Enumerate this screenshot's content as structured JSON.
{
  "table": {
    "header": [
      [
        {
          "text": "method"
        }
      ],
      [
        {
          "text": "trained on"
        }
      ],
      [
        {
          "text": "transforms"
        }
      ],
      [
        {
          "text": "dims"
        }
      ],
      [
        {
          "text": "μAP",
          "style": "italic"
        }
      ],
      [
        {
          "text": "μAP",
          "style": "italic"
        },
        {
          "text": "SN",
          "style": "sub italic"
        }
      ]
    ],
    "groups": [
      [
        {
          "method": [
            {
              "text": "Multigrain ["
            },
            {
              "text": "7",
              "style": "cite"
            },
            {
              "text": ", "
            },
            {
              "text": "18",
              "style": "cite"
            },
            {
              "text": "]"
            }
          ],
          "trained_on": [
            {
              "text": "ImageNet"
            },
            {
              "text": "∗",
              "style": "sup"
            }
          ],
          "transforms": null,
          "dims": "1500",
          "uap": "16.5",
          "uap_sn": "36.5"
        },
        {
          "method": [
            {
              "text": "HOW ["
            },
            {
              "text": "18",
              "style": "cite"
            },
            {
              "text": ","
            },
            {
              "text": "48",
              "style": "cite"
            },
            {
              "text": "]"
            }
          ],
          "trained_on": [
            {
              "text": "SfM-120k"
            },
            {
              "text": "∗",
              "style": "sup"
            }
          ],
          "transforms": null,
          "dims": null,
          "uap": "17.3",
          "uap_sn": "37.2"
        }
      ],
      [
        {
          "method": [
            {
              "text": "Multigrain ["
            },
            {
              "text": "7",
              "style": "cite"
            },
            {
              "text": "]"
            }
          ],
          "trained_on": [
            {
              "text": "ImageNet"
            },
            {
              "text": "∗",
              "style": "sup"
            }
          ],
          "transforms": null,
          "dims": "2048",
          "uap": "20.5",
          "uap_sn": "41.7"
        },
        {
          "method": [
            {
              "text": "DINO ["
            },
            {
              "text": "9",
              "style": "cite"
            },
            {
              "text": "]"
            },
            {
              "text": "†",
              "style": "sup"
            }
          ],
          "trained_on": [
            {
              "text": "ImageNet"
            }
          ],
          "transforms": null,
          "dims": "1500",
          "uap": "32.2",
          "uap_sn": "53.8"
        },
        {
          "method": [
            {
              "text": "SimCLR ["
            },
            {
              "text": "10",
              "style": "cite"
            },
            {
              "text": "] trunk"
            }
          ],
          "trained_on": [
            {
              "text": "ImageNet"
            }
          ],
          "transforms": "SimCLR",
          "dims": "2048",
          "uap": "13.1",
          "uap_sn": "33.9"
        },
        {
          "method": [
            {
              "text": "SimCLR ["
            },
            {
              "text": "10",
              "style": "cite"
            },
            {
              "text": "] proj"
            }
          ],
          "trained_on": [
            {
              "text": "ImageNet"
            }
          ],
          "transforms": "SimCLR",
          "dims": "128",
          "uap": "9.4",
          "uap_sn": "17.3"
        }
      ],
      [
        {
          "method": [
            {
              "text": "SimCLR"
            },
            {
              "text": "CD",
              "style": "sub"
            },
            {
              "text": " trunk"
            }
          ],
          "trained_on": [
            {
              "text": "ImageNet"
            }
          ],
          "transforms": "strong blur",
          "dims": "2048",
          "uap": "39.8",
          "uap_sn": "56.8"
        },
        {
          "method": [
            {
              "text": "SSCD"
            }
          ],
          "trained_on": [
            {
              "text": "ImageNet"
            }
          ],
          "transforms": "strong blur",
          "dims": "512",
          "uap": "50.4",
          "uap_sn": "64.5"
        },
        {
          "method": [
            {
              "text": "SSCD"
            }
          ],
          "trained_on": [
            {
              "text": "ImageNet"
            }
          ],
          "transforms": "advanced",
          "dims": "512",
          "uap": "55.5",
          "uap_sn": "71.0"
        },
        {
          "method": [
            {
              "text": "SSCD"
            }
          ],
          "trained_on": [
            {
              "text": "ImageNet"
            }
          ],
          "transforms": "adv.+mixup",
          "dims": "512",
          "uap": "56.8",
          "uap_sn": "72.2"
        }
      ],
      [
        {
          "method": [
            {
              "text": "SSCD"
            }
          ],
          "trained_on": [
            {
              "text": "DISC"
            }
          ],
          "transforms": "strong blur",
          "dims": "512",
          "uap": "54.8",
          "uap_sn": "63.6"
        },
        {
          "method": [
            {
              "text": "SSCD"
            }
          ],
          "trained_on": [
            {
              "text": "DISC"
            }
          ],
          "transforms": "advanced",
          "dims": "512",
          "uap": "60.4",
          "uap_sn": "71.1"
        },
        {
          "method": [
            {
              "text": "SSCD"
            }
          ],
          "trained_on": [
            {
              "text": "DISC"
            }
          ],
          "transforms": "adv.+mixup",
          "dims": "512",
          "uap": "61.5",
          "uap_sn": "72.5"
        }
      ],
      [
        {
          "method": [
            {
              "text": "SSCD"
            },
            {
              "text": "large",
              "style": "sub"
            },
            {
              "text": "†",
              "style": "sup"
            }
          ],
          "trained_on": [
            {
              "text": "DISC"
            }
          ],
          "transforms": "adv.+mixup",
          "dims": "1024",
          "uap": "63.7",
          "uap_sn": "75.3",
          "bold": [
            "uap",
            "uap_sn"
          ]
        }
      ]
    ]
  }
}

== GOAL ==
The records above should be returned exactly.

== SOLUTION FOR THIS TASK ==
Enumerate this screenshot's content as structured JSON.
{
  "table": {
    "header": [
      [
        {
          "text": "method"
        }
      ],
      [
        {
          "text": "trained on"
        }
      ],
      [
        {
          "text": "transforms"
        }
      ],
      [
        {
          "text": "dims"
        }
      ],
      [
        {
          "text": "μAP",
          "style": "italic"
        }
      ],
      [
        {
          "text": "μAP",
          "style": "italic"
        },
        {
          "text": "SN",
          "style": "sub italic"
        }
      ]
    ],
    "groups": [
      [
        {
          "method": [
            {
              "text": "Multigrain ["
            },
            {
              "text": "7",
              "style": "cite"
            },
            {
              "text": ", "
            },
            {
              "text": "18",
              "style": "cite"
            },
            {
              "text": "]"
            }
          ],
          "trained_on": [
            {
              "text": "ImageNet"
            },
            {
              "text": "∗",
              "style": "sup"
            }
          ],
          "transforms": null,
          "dims": "1500",
          "uap": "16.5",
          "uap_sn": "36.5"
        },
        {
          "method": [
            {
              "text": "HOW ["
            },
            {
              "text": "18",
              "style": "cite"
            },
            {
              "text": ","
            },
            {
              "text": "48",
              "style": "cite"
            },
            {
              "text": "]"
            }
          ],
          "trained_on": [
            {
              "text": "SfM-120k"
            },
            {
              "text": "∗",
              "style": "sup"
            }
          ],
          "transforms": null,
          "dims": null,
          "uap": "17.3",
          "uap_sn": "37.2"
        }
      ],
      [
        {
          "method": [
            {
              "text": "Multigrain ["
            },
            {
              "text": "7",
              "style": "cite"
            },
            {
              "text": "]"
            }
          ],
          "trained_on": [
            {
              "text": "ImageNet"
            },
            {
              "text": "∗",
              "style": "sup"
            }
          ],
          "transforms": null,
          "dims": "2048",
          "uap": "20.5",
          "uap_sn": "41.7"
        },
        {
          "method": [
            {
              "text": "DINO ["
            },
            {
              "text": "9",
              "style": "cite"
            },
            {
              "text": "]"
            },
            {
              "text": "†",
              "style": "sup"
            }
          ],
          "trained_on": [
            {
              "text": "ImageNet"
            }
          ],
          "transforms": null,
          "dims": "1500",
          "uap": "32.2",
          "uap_sn": "53.8"
        },
        {
          "method": [
            {
              "text": "SimCLR ["
            },
            {
              "text": "10",
              "style": "cite"
            },
            {
              "text": "] trunk"
            }
          ],
          "trained_on": [
            {
              "text": "ImageNet"
            }
          ],
          "transforms": "SimCLR",
          "dims": "2048",
          "uap": "13.1",
          "uap_sn": "33.9"
        },
        {
          "method": [
            {
              "text": "SimCLR ["
            },
            {
              "text": "10",
              "style": "cite"
            },
            {
              "text": "] proj"
            }
          ],
          "trained_on": [
            {
              "text": "ImageNet"
            }
          ],
          "transforms": "SimCLR",
          "dims": "128",
          "uap": "9.4",
          "uap_sn": "17.3"
        }
      ],
      [
        {
          "method": [
            {
              "text": "SimCLR"
            },
            {
              "text": "CD",
              "style": "sub"
            },
            {
              "text": " trunk"
            }
          ],
          "trained_on": [
            {
              "text": "ImageNet"
            }
          ],
          "transforms": "strong blur",
          "dims": "2048",
          "uap": "39.8",
          "uap_sn": "56.8"
        },
        {
          "method": [
            {
              "text": "SSCD"
            }
          ],
          "trained_on": [
            {
              "text": "ImageNet"
            }
          ],
          "transforms": "strong blur",
          "dims": "512",
          "uap": "50.4",
          "uap_sn": "64.5"
        },
        {
          "method": [
            {
              "text": "SSCD"
            }
          ],
          "trained_on": [
            {
              "text": "ImageNet"
            }
          ],
          "transforms": "advanced",
          "dims": "512",
          "uap": "55.5",
          "uap_sn": "71.0"
        },
        {
          "method": [
            {
              "text": "SSCD"
            }
          ],
          "trained_on": [
            {
              "text": "ImageNet"
            }
          ],
          "transforms": "adv.+mixup",
          "dims": "512",
          "uap": "56.8",
          "uap_sn": "72.2"
        }
      ],
      [
        {
          "method": [
            {
              "text": "SSCD"
            }
          ],
          "trained_on": [
            {
              "text": "DISC"
            }
          ],
          "transforms": "strong blur",
          "dims": "512",
          "uap": "54.8",
          "uap_sn": "63.6"
        },
        {
          "method": [
            {
              "text": "SSCD"
            }
          ],
          "trained_on": [
            {
              "text": "DISC"
            }
          ],
          "transforms": "advanced",
          "dims": "512",
          "uap": "60.4",
          "uap_sn": "71.1"
        },
        {
          "method": [
            {
              "text": "SSCD"
            }
          ],
          "trained_on": [
            {
              "text": "DISC"
            }
          ],
          "transforms": "adv.+mixup",
          "dims": "512",
          "uap": "61.5",
          "uap_sn": "72.5"
        }
      ],
      [
        {
          "method": [
            {
              "text": "SSCD"
            },
            {
              "text": "large",
              "style": "sub"
            },
            {
              "text": "†",
              "style": "sup"
            }
          ],
          "trained_on": [
            {
              "text": "DISC"
            }
          ],
          "transforms": "adv.+mixup",
          "dims": "1024",
          "uap": "63.7",
          "uap_sn": "75.3",
          "bold": [
            "uap",
            "uap_sn"
          ]
        }
      ]
    ]
  }
}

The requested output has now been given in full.